_Problem to work on:_
In the records below, pick out all lines containing the word "meses".

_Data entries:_
-- begin --

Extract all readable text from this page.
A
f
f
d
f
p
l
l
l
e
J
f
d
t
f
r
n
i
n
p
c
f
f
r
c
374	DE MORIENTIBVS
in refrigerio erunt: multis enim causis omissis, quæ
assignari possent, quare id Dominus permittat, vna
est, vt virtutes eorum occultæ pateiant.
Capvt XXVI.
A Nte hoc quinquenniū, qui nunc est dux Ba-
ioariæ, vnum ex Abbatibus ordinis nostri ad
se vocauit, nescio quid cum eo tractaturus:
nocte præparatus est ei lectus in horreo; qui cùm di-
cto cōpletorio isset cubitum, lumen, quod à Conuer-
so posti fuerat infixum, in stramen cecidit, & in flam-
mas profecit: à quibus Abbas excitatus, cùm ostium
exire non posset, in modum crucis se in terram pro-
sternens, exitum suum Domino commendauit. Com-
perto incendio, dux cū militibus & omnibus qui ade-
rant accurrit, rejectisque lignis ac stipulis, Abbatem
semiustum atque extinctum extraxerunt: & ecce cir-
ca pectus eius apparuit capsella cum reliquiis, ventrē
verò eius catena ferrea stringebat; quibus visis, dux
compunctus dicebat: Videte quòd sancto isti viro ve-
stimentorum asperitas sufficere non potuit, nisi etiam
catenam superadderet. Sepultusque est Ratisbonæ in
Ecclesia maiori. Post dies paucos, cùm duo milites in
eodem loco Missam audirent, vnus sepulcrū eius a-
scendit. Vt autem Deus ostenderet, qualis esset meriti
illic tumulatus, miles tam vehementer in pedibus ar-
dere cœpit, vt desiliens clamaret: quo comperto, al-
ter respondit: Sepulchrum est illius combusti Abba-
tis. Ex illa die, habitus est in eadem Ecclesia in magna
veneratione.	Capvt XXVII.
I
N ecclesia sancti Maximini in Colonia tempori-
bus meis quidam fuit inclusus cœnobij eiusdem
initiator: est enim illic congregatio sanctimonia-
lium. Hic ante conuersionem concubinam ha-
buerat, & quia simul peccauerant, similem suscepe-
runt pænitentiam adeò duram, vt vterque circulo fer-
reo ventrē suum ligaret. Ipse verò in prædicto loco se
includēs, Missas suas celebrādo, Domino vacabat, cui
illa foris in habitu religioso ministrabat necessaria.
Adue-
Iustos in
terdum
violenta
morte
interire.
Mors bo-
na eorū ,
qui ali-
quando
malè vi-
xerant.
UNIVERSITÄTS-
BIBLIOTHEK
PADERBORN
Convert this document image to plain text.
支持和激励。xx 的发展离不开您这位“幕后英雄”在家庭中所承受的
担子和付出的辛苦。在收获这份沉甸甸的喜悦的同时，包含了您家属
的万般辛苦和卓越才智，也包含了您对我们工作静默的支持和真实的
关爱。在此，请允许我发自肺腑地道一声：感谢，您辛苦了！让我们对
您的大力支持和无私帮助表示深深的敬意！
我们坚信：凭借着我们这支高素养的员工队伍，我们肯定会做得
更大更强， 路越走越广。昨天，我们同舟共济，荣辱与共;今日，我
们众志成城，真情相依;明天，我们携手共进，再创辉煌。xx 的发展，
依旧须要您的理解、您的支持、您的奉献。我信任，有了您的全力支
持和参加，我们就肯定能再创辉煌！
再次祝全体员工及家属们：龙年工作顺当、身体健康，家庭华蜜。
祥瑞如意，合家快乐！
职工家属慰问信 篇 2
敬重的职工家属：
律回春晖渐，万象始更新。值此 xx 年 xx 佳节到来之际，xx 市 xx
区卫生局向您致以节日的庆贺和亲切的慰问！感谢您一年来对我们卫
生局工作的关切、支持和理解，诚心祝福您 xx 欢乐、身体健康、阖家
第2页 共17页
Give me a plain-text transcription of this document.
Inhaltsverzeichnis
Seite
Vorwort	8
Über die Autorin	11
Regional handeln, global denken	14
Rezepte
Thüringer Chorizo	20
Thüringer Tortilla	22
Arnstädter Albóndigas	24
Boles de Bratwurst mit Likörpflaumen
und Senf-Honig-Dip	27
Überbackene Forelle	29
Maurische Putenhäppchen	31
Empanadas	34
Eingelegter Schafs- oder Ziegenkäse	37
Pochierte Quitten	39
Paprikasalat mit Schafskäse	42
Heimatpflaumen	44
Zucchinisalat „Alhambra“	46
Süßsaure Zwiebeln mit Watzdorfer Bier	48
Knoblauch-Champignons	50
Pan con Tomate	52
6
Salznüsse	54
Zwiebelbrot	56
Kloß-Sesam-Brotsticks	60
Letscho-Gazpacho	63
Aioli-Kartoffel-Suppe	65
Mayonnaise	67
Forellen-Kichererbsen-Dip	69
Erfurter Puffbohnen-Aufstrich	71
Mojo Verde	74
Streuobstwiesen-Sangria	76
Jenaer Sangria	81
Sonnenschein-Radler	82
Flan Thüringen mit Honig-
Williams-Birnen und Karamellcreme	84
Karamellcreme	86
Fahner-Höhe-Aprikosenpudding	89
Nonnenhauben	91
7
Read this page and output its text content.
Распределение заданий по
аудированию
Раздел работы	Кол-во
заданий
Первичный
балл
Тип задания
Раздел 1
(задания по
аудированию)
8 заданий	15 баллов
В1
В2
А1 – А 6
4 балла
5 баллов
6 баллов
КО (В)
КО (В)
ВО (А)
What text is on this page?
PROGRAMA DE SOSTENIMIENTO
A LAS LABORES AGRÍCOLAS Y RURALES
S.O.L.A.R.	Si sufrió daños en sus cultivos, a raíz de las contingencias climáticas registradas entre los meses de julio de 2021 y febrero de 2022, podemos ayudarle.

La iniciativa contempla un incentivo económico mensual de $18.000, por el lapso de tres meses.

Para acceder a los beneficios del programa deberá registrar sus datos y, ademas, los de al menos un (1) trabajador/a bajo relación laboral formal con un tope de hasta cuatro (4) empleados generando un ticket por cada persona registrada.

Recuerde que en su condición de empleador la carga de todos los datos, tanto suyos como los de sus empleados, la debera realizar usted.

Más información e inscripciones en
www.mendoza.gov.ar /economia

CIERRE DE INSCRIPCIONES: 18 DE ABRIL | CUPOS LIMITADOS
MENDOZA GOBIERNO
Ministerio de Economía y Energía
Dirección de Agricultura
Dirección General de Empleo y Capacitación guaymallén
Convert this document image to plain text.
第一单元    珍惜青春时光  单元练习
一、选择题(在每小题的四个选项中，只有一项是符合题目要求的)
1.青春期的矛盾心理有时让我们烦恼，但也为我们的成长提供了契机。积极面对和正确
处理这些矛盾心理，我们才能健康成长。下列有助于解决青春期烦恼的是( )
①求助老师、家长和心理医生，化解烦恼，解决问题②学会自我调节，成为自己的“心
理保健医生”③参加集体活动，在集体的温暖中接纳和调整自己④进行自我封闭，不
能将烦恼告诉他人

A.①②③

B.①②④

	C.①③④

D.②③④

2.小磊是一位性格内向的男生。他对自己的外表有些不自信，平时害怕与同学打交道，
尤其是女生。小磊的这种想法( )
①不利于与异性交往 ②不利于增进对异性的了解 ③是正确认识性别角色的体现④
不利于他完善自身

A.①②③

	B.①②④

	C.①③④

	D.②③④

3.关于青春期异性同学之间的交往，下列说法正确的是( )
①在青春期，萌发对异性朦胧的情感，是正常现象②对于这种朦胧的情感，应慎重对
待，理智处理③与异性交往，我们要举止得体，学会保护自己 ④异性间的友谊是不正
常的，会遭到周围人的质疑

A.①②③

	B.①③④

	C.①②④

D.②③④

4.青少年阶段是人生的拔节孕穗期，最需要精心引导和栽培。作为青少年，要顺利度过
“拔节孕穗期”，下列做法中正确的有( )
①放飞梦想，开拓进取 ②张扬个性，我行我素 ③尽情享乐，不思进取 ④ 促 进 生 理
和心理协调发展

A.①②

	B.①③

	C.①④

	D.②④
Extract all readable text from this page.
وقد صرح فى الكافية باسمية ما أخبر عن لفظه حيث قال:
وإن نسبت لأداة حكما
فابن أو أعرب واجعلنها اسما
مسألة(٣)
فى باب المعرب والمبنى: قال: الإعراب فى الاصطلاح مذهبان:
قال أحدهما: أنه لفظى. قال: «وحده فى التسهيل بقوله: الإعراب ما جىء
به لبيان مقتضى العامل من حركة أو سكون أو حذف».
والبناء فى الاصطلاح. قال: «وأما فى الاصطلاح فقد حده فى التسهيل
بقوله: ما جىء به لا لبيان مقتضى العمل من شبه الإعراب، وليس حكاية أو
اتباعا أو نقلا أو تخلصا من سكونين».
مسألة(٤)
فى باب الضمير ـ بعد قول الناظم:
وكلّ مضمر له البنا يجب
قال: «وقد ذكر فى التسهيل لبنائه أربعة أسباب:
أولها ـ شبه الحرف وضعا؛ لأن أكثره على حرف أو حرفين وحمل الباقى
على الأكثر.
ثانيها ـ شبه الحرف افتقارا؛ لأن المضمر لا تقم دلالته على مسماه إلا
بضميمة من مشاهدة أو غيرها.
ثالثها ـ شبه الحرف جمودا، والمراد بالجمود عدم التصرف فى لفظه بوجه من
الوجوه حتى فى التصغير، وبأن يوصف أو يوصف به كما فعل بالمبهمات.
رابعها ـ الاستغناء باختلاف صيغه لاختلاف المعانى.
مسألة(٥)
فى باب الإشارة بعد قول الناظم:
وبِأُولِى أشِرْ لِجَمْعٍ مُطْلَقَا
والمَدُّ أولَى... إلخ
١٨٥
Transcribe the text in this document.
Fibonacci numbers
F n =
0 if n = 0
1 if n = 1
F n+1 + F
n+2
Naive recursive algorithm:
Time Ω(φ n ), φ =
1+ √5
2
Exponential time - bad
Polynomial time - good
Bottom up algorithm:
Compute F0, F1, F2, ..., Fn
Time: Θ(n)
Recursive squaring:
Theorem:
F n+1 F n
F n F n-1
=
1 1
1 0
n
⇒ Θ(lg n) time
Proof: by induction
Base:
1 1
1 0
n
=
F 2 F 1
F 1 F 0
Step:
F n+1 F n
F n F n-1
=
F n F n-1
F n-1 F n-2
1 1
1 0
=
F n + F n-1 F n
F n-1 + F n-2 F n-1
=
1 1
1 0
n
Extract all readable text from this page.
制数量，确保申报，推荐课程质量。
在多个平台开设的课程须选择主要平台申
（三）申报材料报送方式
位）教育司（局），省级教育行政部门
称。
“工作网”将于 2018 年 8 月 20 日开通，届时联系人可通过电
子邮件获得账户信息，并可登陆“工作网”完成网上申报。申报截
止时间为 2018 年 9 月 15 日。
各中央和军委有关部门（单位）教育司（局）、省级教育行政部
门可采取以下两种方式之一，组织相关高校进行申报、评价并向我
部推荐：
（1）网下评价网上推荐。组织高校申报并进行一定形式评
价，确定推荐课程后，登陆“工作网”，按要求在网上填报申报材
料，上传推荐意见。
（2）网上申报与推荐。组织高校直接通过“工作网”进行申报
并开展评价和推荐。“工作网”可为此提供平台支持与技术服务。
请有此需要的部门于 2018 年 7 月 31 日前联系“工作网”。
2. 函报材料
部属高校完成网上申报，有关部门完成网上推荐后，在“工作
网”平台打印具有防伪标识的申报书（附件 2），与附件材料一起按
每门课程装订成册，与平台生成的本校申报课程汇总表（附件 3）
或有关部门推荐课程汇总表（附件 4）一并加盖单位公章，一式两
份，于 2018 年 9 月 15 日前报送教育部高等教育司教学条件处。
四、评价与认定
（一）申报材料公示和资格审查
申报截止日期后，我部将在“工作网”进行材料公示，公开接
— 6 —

-- end --

_Expected answer:_
S.O.L.A.R.	Si sufrió daños en sus cultivos, a raíz de las contingencias climáticas registradas entre los meses de julio de 2021 y febrero de 2022, podemos ayudarle.
La iniciativa contempla un incentivo económico mensual de $18.000, por el lapso de tres meses.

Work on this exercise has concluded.